**Task description**
When you copy the data that follows, reproduce every word exactly and leave out the images.

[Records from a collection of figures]

════════

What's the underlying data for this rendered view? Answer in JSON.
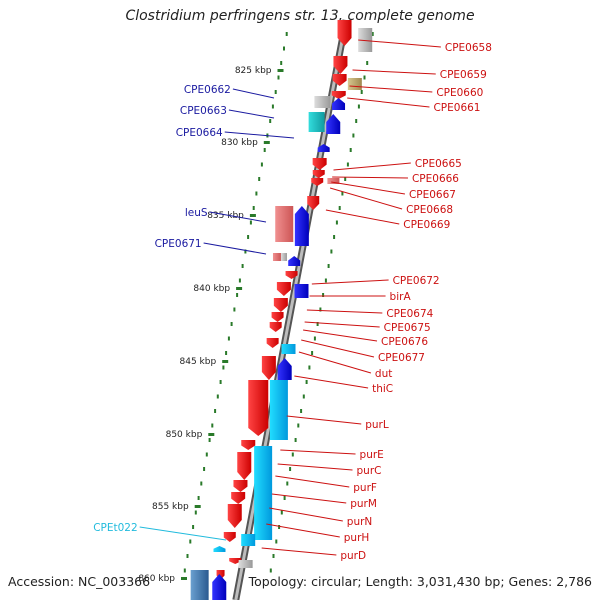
{
  "title": "Clostridium perfringens str. 13, complete genome",
  "footer": {
    "accession": "Accession: NC_003366",
    "summary": "Topology: circular; Length: 3,031,430 bp; Genes: 2,786"
  },
  "colors": {
    "cds_forward": "#1010e0",
    "cds_reverse": "#ee1111",
    "rrna": "#1ab0e0",
    "trna": "#00bbee",
    "label_forward": "#1a1aa0",
    "label_reverse": "#cc1111",
    "tick": "#2a7a2a",
    "backbone": "#888888"
  },
  "scale": {
    "ticks": [
      {
        "label": "825 kbp",
        "kbp": 825
      },
      {
        "label": "830 kbp",
        "kbp": 830
      },
      {
        "label": "835 kbp",
        "kbp": 835
      },
      {
        "label": "840 kbp",
        "kbp": 840
      },
      {
        "label": "845 kbp",
        "kbp": 845
      },
      {
        "label": "850 kbp",
        "kbp": 850
      },
      {
        "label": "855 kbp",
        "kbp": 855
      },
      {
        "label": "860 kbp",
        "kbp": 860
      }
    ]
  },
  "genes_left": [
    {
      "name": "CPE0662",
      "color": "#1a1aa0"
    },
    {
      "name": "CPE0663",
      "color": "#1a1aa0"
    },
    {
      "name": "CPE0664",
      "color": "#1a1aa0"
    },
    {
      "name": "leuS",
      "color": "#1a1aa0"
    },
    {
      "name": "CPE0671",
      "color": "#1a1aa0"
    },
    {
      "name": "CPEt022",
      "color": "#22bbdd"
    }
  ],
  "genes_right": [
    {
      "name": "CPE0658"
    },
    {
      "name": "CPE0659"
    },
    {
      "name": "CPE0660"
    },
    {
      "name": "CPE0661"
    },
    {
      "name": "CPE0665"
    },
    {
      "name": "CPE0666"
    },
    {
      "name": "CPE0667"
    },
    {
      "name": "CPE0668"
    },
    {
      "name": "CPE0669"
    },
    {
      "name": "CPE0672"
    },
    {
      "name": "birA"
    },
    {
      "name": "CPE0674"
    },
    {
      "name": "CPE0675"
    },
    {
      "name": "CPE0676"
    },
    {
      "name": "CPE0677"
    },
    {
      "name": "dut"
    },
    {
      "name": "thiC"
    },
    {
      "name": "purL"
    },
    {
      "name": "purE"
    },
    {
      "name": "purC"
    },
    {
      "name": "purF"
    },
    {
      "name": "purM"
    },
    {
      "name": "purN"
    },
    {
      "name": "purH"
    },
    {
      "name": "purD"
    }
  ]
}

════════

**Answer for the task**
What's the underlying data for this rendered view? Answer in JSON.
{
  "title": "Clostridium perfringens str. 13, complete genome",
  "footer": {
    "accession": "Accession: NC_003366",
    "summary": "Topology: circular; Length: 3,031,430 bp; Genes: 2,786"
  },
  "colors": {
    "cds_forward": "#1010e0",
    "cds_reverse": "#ee1111",
    "rrna": "#1ab0e0",
    "trna": "#00bbee",
    "label_forward": "#1a1aa0",
    "label_reverse": "#cc1111",
    "tick": "#2a7a2a",
    "backbone": "#888888"
  },
  "scale": {
    "ticks": [
      {
        "label": "825 kbp",
        "kbp": 825
      },
      {
        "label": "830 kbp",
        "kbp": 830
      },
      {
        "label": "835 kbp",
        "kbp": 835
      },
      {
        "label": "840 kbp",
        "kbp": 840
      },
      {
        "label": "845 kbp",
        "kbp": 845
      },
      {
        "label": "850 kbp",
        "kbp": 850
      },
      {
        "label": "855 kbp",
        "kbp": 855
      },
      {
        "label": "860 kbp",
        "kbp": 860
      }
    ]
  },
  "genes_left": [
    {
      "name": "CPE0662",
      "color": "#1a1aa0"
    },
    {
      "name": "CPE0663",
      "color": "#1a1aa0"
    },
    {
      "name": "CPE0664",
      "color": "#1a1aa0"
    },
    {
      "name": "leuS",
      "color": "#1a1aa0"
    },
    {
      "name": "CPE0671",
      "color": "#1a1aa0"
    },
    {
      "name": "CPEt022",
      "color": "#22bbdd"
    }
  ],
  "genes_right": [
    {
      "name": "CPE0658"
    },
    {
      "name": "CPE0659"
    },
    {
      "name": "CPE0660"
    },
    {
      "name": "CPE0661"
    },
    {
      "name": "CPE0665"
    },
    {
      "name": "CPE0666"
    },
    {
      "name": "CPE0667"
    },
    {
      "name": "CPE0668"
    },
    {
      "name": "CPE0669"
    },
    {
      "name": "CPE0672"
    },
    {
      "name": "birA"
    },
    {
      "name": "CPE0674"
    },
    {
      "name": "CPE0675"
    },
    {
      "name": "CPE0676"
    },
    {
      "name": "CPE0677"
    },
    {
      "name": "dut"
    },
    {
      "name": "thiC"
    },
    {
      "name": "purL"
    },
    {
      "name": "purE"
    },
    {
      "name": "purC"
    },
    {
      "name": "purF"
    },
    {
      "name": "purM"
    },
    {
      "name": "purN"
    },
    {
      "name": "purH"
    },
    {
      "name": "purD"
    }
  ]
}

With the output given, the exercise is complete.